_Your goal_
Copy each line that has the string "shown" somewhere in it.
>> start Records for the task
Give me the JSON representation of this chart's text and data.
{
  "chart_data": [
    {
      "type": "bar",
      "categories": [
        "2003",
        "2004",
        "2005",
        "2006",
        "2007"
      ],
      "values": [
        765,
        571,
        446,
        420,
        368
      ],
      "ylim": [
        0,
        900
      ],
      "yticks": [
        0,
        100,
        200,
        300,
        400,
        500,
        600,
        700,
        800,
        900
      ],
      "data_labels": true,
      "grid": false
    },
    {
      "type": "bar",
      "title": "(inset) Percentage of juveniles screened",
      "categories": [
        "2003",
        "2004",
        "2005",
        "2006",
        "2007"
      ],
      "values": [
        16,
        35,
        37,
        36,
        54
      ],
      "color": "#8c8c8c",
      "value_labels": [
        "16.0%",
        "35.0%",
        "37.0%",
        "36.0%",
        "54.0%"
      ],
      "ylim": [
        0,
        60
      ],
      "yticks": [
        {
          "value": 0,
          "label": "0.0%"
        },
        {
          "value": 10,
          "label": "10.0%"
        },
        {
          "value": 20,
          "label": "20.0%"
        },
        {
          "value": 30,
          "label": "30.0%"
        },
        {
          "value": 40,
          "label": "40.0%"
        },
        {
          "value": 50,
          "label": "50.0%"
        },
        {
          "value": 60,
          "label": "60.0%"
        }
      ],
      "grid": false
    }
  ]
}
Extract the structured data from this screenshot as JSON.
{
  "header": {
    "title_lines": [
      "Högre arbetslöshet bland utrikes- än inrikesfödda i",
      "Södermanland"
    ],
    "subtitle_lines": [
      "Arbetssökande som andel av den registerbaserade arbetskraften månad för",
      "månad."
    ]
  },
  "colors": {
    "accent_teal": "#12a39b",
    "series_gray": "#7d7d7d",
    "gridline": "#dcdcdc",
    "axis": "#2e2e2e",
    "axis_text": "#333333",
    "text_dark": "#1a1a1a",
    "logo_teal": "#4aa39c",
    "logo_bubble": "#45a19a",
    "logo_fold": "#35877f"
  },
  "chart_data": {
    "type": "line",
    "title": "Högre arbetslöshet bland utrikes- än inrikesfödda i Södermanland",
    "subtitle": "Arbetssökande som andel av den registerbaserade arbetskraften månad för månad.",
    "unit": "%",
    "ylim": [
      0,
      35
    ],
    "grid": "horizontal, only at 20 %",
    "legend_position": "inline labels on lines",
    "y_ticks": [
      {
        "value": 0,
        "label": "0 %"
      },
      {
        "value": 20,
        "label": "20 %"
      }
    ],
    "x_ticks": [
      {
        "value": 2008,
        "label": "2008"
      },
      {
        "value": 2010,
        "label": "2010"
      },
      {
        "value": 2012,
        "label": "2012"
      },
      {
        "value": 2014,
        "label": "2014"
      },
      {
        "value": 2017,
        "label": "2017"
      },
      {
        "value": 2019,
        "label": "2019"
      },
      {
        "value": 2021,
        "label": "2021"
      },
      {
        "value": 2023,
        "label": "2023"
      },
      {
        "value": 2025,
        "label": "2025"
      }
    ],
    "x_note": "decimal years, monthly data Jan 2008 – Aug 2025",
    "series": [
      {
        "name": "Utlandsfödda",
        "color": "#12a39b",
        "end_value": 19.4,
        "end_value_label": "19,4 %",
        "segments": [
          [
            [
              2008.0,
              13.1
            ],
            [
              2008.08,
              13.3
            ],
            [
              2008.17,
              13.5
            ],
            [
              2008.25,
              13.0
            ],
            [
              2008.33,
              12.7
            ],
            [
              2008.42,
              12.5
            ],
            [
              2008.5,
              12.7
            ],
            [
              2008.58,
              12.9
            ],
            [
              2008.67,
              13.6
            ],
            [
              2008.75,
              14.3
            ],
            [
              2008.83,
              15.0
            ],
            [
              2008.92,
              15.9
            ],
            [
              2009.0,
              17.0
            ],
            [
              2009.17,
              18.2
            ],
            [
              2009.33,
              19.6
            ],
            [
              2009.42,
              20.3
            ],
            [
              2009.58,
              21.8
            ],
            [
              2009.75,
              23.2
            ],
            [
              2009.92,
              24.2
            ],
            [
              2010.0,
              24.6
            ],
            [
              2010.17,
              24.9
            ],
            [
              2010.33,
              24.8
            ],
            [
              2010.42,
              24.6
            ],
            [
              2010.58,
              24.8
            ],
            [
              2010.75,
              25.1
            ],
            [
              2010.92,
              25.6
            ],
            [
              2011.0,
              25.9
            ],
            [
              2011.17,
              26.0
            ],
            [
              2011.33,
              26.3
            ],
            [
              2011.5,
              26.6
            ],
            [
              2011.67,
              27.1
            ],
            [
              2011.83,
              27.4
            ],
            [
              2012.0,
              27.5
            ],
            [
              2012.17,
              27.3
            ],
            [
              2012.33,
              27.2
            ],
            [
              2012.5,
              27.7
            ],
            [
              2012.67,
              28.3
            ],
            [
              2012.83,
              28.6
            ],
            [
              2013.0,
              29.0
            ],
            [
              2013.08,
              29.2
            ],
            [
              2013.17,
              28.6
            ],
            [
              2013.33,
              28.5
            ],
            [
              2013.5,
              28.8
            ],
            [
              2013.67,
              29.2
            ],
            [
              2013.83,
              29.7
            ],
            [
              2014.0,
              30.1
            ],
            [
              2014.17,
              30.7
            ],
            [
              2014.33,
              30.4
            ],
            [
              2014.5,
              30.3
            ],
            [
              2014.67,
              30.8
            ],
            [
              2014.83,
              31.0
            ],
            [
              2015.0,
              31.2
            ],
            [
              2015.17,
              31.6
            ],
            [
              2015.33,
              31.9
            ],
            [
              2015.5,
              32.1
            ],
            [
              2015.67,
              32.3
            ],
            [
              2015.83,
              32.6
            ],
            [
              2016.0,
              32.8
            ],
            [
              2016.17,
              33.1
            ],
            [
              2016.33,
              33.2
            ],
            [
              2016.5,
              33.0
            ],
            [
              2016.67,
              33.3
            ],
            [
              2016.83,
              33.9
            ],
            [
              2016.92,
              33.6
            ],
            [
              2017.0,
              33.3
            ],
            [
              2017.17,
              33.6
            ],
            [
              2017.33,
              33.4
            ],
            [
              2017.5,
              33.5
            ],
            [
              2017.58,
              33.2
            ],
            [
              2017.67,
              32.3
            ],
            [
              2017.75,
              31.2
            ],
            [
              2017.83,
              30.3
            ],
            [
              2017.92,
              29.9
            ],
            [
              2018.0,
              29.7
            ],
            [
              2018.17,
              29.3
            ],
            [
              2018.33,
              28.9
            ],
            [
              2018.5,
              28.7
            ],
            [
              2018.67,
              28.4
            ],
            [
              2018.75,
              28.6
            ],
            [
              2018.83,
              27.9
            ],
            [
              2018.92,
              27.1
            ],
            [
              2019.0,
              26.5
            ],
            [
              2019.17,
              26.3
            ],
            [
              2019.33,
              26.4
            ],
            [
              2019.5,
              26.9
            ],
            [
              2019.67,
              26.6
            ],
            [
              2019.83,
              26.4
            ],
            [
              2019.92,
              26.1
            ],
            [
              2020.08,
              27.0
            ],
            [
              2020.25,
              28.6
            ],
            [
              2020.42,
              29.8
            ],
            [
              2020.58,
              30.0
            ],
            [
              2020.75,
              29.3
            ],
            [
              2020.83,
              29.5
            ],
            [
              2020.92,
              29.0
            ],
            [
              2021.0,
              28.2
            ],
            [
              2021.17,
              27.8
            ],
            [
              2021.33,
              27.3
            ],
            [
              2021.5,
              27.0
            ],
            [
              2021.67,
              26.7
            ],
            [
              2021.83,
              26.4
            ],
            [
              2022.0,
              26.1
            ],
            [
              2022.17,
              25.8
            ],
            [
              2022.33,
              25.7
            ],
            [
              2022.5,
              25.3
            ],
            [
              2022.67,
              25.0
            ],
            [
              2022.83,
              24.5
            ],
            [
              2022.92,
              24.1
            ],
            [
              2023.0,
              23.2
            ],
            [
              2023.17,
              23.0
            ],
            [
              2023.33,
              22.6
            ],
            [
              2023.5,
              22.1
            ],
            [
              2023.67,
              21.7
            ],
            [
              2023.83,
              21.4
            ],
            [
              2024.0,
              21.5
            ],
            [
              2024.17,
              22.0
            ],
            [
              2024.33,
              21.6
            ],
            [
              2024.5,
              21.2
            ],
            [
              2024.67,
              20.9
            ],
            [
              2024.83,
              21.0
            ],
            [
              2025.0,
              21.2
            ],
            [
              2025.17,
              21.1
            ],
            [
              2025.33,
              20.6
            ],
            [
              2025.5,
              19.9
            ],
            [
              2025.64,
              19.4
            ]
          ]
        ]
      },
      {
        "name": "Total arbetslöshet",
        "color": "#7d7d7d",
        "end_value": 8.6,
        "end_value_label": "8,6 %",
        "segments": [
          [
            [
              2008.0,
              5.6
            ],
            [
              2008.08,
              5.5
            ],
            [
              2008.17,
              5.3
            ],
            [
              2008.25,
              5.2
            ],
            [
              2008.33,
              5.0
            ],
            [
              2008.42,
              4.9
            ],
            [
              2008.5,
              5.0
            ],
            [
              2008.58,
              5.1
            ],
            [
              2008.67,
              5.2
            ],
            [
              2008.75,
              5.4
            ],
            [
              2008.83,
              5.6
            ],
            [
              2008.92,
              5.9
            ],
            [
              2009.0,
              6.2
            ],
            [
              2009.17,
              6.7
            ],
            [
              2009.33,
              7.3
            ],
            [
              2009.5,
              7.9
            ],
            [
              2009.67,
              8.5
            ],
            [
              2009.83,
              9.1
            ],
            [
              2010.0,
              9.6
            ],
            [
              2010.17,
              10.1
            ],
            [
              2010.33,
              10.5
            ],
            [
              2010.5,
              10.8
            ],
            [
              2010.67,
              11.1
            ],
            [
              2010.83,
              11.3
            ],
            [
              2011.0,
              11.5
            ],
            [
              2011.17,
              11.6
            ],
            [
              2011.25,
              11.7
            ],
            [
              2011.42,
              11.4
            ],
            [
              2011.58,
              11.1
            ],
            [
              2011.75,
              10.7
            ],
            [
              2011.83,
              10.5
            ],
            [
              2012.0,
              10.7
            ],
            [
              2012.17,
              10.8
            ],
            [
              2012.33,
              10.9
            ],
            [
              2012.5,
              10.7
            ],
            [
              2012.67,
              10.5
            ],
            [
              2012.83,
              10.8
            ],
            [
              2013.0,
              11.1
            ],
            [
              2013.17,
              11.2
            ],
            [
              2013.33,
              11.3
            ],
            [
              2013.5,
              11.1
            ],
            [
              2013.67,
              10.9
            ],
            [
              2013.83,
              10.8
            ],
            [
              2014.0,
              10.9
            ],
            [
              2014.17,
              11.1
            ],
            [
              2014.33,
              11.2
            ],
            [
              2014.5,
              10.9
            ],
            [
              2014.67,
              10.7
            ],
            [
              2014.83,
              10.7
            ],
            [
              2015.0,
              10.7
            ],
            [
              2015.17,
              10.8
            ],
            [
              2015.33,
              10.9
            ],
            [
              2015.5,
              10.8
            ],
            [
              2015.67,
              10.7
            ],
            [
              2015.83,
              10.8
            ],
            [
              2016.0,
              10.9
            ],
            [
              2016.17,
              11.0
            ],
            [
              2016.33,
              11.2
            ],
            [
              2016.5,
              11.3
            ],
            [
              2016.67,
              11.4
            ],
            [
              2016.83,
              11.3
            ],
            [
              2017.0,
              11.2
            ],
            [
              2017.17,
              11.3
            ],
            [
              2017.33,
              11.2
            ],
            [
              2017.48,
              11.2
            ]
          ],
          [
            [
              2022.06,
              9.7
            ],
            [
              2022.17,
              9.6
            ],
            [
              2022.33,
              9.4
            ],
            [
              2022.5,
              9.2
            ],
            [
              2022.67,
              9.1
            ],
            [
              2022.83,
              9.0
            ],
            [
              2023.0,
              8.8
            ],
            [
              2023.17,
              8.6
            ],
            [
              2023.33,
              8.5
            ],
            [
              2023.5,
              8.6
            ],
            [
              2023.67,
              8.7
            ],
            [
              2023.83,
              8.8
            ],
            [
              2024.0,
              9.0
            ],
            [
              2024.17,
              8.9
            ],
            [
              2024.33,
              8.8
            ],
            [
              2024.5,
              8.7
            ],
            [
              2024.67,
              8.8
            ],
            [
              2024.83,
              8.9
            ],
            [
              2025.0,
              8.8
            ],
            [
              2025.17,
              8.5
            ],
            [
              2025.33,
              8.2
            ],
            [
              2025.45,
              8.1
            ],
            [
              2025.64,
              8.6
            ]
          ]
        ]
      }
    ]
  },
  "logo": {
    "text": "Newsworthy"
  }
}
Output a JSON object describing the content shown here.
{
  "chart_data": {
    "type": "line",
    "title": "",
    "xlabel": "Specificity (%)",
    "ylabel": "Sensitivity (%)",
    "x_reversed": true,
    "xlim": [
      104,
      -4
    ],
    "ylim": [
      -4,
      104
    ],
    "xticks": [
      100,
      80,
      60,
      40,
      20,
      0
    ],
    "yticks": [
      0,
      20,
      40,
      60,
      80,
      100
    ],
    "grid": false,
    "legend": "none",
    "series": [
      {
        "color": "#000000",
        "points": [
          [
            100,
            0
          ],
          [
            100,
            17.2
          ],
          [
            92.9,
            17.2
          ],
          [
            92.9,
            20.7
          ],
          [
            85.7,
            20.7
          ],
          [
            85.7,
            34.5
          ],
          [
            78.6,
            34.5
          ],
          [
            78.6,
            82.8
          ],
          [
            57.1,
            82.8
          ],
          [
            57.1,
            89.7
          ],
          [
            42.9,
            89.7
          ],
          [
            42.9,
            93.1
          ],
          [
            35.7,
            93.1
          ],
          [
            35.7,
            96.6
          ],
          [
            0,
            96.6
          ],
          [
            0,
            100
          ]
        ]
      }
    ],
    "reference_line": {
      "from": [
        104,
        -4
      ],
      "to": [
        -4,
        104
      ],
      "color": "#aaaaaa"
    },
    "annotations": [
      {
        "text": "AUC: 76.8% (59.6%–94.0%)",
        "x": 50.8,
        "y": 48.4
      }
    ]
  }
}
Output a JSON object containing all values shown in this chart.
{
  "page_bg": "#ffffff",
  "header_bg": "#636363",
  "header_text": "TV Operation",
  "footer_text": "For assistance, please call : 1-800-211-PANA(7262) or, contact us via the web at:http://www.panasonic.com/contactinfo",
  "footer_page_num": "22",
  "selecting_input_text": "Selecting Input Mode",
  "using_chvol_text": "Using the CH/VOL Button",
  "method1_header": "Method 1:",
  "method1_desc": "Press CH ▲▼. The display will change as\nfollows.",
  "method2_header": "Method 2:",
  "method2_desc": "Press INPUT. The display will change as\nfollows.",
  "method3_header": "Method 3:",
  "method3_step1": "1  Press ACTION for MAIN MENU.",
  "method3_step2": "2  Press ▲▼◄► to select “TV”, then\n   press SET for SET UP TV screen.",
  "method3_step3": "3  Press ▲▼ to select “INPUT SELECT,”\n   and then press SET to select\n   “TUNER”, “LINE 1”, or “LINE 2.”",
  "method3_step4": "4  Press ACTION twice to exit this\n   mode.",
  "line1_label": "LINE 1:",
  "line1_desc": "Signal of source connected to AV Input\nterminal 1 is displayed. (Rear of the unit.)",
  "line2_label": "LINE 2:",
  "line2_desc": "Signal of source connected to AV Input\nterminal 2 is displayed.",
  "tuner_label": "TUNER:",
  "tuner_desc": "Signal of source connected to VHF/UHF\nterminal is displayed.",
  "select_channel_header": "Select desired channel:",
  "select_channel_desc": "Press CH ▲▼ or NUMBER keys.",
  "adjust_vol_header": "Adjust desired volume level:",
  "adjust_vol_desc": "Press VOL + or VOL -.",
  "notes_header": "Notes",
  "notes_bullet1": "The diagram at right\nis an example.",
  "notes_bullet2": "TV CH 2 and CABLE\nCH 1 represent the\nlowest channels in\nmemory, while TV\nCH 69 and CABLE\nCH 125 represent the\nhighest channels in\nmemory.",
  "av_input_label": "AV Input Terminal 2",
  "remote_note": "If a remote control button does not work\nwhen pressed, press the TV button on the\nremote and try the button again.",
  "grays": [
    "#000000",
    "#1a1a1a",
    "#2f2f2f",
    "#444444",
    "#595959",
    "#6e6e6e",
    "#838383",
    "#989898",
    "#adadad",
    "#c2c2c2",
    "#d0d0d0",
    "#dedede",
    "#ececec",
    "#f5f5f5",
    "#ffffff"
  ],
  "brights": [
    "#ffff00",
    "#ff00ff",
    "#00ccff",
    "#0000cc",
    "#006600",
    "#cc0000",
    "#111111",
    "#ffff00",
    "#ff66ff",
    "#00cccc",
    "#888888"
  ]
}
>> end Records for the task
_Solution to the exercise_
Output a JSON object describing the content shown here.
Output a JSON object containing all values shown in this chart.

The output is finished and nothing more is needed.